(Extracted records)
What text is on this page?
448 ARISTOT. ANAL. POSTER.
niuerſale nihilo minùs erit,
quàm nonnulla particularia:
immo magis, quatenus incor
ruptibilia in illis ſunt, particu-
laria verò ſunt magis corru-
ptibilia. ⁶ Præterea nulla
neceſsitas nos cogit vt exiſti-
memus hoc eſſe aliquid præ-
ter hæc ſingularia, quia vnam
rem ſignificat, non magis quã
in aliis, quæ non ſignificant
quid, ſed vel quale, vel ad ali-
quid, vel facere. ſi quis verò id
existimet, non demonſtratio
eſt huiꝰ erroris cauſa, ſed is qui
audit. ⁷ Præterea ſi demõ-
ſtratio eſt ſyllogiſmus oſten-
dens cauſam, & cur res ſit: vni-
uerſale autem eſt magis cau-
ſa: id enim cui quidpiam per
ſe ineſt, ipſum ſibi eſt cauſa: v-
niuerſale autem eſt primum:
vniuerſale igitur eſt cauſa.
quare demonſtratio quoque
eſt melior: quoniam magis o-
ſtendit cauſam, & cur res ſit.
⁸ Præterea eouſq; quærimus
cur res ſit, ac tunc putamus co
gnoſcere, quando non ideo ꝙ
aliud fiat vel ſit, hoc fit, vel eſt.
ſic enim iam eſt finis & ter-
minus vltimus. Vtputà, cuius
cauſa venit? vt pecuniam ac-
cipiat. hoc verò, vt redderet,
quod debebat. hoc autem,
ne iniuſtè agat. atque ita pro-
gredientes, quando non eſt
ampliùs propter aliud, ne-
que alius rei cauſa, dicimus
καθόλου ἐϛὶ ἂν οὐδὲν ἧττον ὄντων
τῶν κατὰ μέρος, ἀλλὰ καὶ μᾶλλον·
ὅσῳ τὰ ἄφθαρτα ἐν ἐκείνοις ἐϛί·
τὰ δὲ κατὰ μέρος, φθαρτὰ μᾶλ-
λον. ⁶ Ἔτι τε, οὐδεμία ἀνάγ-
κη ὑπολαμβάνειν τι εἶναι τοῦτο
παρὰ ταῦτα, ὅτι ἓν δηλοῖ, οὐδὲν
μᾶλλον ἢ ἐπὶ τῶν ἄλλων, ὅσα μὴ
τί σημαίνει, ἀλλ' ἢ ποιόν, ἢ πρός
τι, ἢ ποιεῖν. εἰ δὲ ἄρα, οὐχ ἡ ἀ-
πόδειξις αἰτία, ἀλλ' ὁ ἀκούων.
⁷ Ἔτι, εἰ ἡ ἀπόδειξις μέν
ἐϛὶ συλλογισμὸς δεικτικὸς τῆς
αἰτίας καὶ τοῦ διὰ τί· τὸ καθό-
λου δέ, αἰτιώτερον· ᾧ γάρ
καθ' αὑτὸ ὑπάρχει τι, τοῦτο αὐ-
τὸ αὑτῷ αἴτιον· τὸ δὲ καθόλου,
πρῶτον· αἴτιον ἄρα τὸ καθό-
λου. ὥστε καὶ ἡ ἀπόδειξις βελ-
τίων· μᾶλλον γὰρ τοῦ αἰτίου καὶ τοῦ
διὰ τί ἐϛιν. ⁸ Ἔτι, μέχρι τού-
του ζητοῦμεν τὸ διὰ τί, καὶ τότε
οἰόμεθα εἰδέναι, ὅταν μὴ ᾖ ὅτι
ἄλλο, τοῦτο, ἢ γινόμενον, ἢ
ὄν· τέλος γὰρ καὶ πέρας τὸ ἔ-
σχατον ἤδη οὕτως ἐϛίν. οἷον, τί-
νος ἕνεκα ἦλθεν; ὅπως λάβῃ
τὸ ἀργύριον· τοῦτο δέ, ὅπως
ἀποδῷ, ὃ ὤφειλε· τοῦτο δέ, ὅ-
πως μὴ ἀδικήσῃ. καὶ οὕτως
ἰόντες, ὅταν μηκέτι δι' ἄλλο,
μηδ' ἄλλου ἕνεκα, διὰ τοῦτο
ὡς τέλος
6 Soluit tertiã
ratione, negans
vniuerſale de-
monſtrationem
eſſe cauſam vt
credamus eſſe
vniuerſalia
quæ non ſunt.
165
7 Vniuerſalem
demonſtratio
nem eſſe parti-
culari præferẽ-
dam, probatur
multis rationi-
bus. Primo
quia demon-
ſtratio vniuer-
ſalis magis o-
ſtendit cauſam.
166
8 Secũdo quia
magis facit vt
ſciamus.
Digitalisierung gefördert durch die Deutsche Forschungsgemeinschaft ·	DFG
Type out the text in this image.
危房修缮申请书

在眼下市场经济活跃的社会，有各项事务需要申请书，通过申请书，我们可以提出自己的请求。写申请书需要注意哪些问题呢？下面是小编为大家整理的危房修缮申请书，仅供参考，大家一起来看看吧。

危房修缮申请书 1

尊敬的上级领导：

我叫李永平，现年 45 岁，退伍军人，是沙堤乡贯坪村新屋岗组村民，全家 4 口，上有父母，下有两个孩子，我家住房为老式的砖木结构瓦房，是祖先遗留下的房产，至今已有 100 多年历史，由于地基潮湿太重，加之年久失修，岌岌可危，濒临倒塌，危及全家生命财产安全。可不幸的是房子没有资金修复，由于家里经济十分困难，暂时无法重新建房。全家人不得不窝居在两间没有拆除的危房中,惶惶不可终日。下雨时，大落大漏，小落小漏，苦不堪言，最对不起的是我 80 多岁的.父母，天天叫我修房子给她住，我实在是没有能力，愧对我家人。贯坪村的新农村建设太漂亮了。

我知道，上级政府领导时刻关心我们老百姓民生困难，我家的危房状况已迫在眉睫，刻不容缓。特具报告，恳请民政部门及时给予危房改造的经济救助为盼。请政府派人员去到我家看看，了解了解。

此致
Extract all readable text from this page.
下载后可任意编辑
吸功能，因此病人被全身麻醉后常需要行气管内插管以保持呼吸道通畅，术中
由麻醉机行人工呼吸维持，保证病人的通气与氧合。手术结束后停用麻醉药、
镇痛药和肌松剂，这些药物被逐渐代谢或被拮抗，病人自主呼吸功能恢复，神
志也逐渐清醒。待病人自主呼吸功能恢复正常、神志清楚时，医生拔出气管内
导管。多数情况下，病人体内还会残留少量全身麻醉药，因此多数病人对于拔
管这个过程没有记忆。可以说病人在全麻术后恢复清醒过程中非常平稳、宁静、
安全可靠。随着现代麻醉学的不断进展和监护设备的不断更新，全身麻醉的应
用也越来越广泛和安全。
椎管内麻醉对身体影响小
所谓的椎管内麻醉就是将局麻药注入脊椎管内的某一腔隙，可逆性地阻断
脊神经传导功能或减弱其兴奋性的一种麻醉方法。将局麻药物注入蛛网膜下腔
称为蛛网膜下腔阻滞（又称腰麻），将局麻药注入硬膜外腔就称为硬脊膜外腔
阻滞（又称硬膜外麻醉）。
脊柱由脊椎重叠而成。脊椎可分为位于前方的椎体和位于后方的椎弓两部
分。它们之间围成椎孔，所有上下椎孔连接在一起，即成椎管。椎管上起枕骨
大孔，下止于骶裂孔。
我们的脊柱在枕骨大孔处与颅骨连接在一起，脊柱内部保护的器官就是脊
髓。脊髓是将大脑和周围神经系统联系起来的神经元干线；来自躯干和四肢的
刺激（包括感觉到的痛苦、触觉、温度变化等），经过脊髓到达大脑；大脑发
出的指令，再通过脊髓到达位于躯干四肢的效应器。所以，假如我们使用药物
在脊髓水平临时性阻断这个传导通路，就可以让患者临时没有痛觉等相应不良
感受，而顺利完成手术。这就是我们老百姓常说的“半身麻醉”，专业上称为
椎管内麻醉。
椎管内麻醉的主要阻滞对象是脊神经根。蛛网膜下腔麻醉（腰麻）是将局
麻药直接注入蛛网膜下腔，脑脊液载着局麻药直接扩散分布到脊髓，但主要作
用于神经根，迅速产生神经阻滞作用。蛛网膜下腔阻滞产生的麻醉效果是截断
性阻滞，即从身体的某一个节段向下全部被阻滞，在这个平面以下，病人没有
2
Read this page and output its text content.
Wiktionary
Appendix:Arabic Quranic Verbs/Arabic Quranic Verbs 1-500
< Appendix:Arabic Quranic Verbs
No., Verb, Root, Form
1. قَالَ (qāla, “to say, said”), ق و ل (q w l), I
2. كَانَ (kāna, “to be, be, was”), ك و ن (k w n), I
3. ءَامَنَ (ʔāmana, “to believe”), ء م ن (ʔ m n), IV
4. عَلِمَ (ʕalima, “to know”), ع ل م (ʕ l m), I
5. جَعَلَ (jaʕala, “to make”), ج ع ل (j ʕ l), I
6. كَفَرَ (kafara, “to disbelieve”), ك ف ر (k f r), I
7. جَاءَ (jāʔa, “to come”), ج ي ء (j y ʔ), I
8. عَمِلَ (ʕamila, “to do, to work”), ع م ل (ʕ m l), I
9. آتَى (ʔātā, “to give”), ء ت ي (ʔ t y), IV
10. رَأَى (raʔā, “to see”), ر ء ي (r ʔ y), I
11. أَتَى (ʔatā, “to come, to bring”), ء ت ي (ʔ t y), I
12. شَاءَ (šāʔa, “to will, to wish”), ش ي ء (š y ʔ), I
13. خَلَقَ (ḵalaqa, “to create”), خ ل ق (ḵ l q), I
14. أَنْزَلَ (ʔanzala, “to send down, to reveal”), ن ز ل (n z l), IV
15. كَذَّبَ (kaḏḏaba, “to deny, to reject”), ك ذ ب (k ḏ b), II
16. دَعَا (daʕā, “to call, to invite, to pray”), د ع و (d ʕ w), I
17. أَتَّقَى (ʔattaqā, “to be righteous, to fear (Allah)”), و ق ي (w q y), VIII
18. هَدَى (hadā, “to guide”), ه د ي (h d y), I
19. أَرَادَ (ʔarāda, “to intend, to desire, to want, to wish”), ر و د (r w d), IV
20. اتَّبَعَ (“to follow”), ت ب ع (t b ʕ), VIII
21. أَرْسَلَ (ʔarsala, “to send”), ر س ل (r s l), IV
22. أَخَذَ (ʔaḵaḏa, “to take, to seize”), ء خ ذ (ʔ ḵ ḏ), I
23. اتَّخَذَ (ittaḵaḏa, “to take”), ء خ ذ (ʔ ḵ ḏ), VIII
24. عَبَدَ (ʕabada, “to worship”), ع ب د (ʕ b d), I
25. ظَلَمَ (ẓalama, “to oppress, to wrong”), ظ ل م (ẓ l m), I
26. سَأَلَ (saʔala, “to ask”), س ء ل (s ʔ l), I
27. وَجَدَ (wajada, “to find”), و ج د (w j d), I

BRIEF |
For each line of the entries that includes "κατὰ", show that line.

EXERCISE RESPONSE |
τῶν κατὰ μέρος, ἀλλὰ καὶ μᾶλλον·
τὰ δὲ κατὰ μέρος, φθαρτὰ μᾶλ-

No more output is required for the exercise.